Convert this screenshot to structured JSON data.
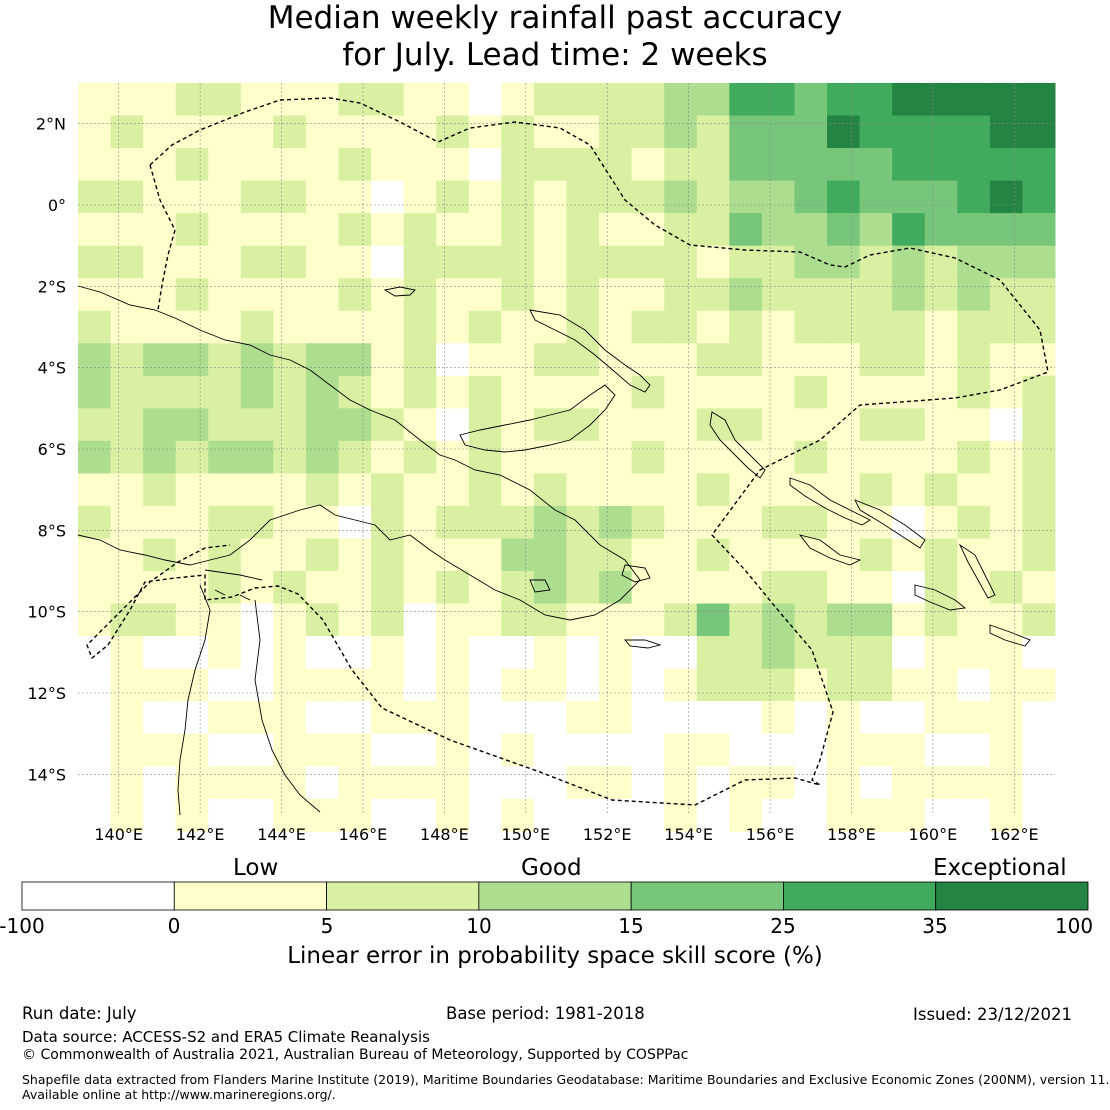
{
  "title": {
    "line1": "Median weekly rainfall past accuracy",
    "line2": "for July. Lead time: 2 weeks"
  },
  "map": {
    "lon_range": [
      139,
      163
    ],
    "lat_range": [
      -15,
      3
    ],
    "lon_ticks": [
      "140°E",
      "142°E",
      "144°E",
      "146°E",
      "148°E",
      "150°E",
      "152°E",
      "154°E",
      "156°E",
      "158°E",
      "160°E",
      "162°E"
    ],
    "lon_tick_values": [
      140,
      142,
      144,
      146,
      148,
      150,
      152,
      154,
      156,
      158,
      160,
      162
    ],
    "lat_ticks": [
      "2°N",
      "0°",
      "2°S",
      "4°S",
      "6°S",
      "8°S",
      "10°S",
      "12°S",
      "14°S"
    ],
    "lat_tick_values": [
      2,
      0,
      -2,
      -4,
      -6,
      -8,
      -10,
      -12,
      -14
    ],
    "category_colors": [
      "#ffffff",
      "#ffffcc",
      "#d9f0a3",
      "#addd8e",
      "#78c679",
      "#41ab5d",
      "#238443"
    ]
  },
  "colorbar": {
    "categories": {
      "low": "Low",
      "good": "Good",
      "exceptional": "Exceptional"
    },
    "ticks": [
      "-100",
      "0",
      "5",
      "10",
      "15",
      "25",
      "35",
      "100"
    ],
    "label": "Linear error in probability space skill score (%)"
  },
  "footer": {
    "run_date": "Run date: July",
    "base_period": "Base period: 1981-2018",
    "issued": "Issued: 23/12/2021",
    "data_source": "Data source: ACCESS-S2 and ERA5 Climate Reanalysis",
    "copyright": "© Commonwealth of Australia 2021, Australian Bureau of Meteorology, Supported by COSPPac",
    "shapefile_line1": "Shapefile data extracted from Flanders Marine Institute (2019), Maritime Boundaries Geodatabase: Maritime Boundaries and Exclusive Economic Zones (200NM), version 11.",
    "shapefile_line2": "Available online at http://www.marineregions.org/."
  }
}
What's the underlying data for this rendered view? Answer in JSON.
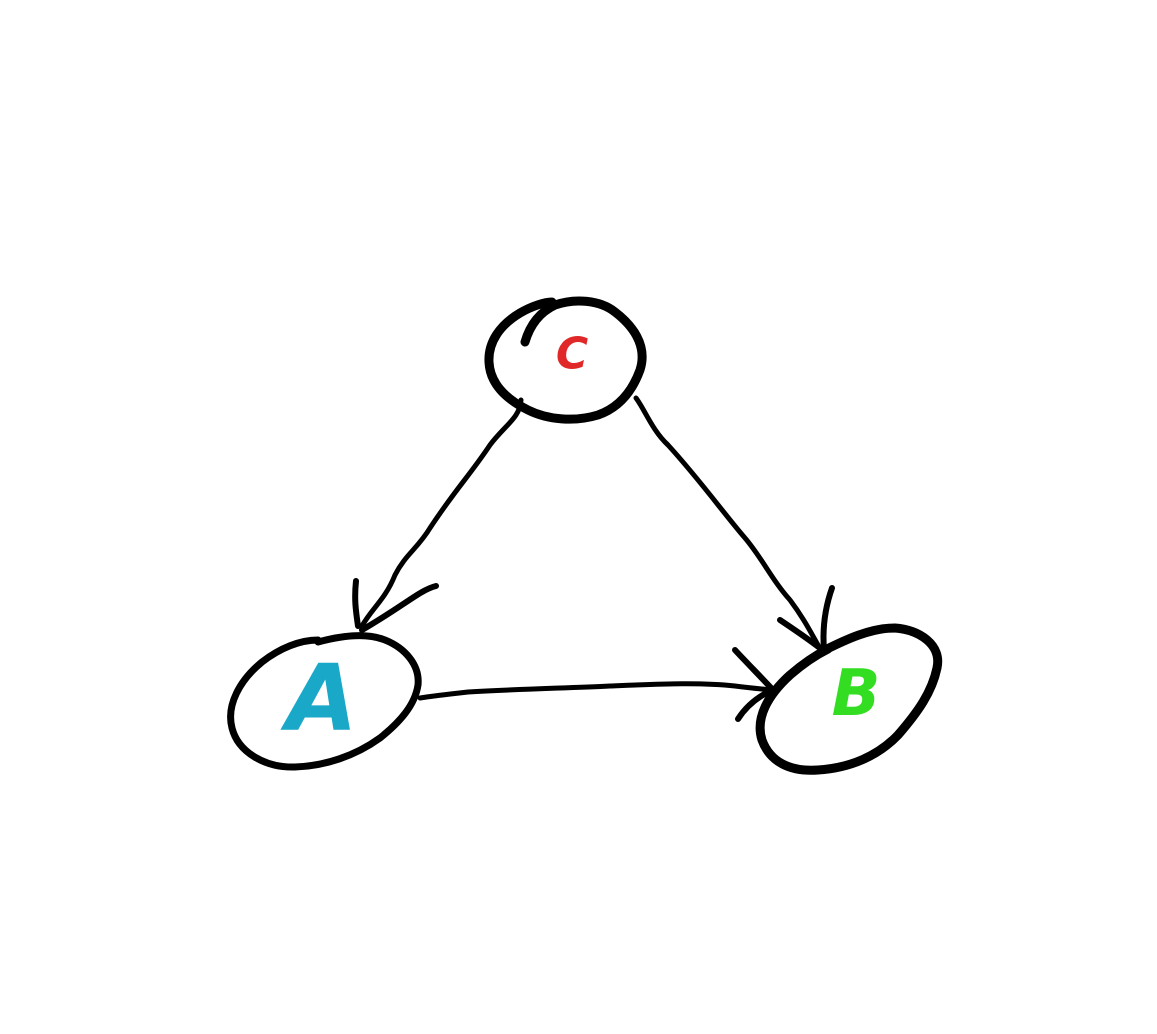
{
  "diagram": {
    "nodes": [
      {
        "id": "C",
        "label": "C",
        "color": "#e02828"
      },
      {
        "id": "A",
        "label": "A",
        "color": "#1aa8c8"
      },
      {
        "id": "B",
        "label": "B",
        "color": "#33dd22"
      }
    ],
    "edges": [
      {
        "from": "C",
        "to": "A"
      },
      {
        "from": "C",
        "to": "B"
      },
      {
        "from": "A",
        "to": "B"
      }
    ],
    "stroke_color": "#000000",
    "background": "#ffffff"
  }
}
* * *
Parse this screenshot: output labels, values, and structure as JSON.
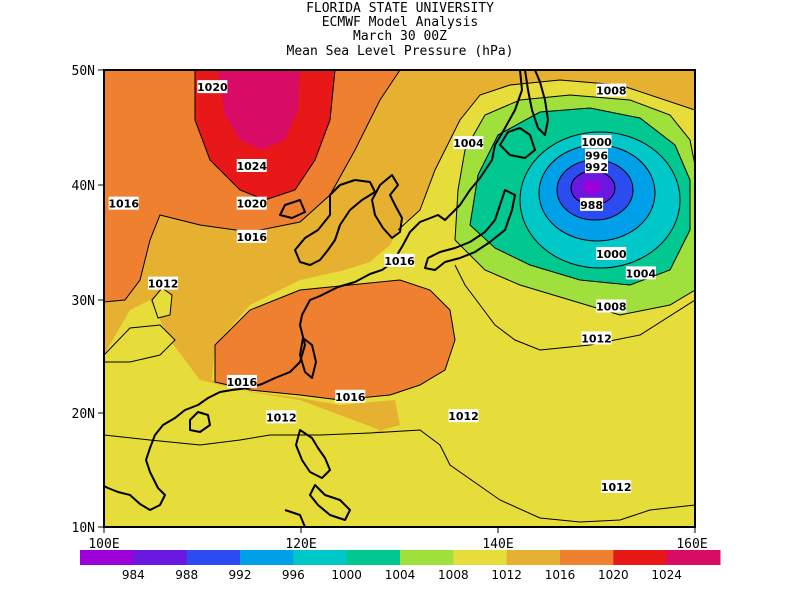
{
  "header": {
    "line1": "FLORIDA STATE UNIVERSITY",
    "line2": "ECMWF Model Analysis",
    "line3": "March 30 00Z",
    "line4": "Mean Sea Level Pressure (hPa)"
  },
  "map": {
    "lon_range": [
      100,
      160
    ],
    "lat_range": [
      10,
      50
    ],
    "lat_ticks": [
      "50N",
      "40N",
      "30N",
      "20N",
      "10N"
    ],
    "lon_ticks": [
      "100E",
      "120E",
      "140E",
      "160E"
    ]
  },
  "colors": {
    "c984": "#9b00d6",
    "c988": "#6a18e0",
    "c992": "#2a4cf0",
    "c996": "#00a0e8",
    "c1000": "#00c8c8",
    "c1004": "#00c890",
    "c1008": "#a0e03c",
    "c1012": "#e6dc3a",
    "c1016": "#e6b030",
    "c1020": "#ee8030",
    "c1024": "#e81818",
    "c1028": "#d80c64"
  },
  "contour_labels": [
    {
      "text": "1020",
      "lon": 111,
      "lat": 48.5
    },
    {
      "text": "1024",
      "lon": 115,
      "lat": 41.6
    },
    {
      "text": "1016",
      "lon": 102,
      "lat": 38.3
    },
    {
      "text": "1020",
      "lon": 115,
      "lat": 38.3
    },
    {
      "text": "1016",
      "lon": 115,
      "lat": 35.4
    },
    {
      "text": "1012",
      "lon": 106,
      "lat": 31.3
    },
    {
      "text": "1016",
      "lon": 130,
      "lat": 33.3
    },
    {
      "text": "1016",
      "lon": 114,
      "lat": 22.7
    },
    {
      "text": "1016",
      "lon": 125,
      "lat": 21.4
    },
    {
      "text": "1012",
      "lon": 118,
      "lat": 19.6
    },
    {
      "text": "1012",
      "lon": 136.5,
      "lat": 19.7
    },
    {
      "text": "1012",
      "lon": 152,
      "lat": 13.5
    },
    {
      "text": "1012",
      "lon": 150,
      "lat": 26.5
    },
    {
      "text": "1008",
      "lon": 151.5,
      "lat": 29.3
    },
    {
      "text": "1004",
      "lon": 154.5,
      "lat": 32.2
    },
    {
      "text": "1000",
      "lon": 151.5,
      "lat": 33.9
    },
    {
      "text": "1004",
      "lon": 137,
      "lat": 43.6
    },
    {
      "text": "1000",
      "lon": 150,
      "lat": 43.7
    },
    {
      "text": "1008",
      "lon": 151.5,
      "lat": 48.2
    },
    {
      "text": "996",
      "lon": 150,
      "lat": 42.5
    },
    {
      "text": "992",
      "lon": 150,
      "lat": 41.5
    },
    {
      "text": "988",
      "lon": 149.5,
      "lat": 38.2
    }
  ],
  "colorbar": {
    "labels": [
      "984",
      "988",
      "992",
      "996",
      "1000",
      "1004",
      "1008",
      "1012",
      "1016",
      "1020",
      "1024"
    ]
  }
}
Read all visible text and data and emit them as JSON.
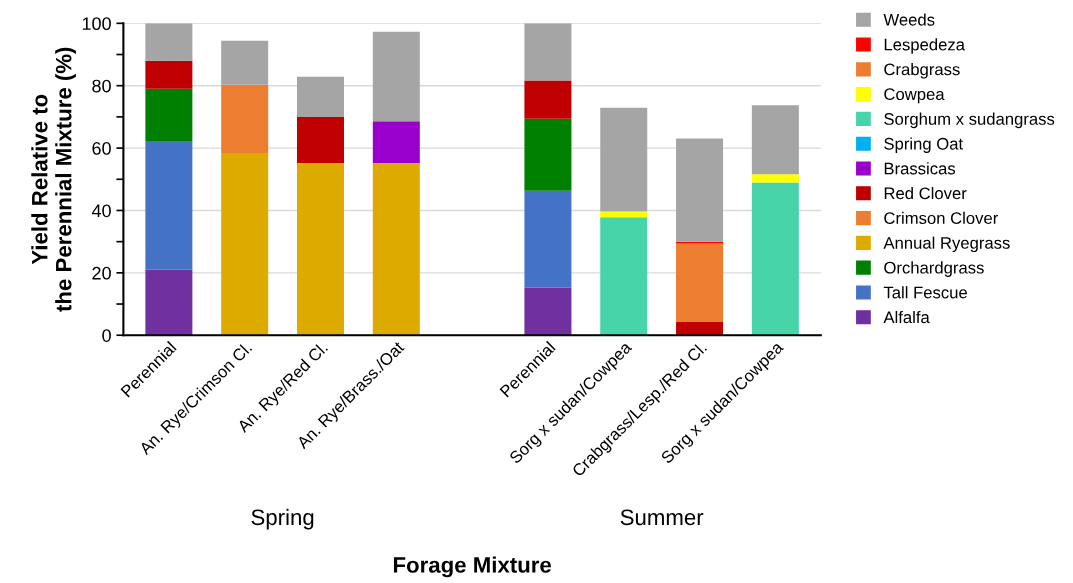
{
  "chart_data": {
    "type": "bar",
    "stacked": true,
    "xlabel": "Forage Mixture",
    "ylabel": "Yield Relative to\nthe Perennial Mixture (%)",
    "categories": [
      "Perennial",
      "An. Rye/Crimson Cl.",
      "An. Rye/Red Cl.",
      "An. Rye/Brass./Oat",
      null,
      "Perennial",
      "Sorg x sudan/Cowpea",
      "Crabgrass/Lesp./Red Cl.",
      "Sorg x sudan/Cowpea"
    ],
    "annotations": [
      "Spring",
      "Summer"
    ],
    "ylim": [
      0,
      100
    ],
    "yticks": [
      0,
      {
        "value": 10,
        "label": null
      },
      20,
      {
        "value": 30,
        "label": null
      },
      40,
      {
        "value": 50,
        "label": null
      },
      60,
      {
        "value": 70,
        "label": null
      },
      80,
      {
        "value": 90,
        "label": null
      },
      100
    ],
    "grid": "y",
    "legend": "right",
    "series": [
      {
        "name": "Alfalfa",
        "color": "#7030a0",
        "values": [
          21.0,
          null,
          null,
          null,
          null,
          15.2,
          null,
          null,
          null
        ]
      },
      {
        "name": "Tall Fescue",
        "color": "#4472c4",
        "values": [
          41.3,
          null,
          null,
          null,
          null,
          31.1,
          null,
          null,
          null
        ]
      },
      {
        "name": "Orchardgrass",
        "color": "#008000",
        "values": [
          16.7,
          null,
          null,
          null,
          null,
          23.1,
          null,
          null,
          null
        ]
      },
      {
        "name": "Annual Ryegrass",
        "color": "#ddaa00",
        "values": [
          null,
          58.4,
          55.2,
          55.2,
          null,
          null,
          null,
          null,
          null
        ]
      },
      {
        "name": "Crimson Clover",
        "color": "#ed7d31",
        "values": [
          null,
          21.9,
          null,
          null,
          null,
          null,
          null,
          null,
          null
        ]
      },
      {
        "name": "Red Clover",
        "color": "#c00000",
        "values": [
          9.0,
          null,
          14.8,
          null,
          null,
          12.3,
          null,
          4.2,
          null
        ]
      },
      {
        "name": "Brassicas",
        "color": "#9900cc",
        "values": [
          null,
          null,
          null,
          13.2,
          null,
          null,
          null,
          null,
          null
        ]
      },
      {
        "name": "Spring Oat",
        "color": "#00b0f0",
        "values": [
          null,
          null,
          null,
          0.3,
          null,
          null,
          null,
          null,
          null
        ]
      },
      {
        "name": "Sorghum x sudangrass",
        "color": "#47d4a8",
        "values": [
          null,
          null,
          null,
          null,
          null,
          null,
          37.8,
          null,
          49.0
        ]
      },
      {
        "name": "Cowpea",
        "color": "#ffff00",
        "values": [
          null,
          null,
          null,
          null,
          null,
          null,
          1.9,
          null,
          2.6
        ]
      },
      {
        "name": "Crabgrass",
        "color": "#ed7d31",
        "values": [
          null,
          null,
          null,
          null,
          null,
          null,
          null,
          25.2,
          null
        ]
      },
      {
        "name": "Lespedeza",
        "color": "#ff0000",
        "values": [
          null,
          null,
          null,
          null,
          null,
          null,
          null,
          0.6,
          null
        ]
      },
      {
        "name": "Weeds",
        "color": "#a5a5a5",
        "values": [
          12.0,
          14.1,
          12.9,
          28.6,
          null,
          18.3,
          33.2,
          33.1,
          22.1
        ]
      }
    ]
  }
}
* * *
* Directions for this task:
Go over the records above and tally the lines with the word "JSON" in them. Give the number alone.

* Response for this exercise:
4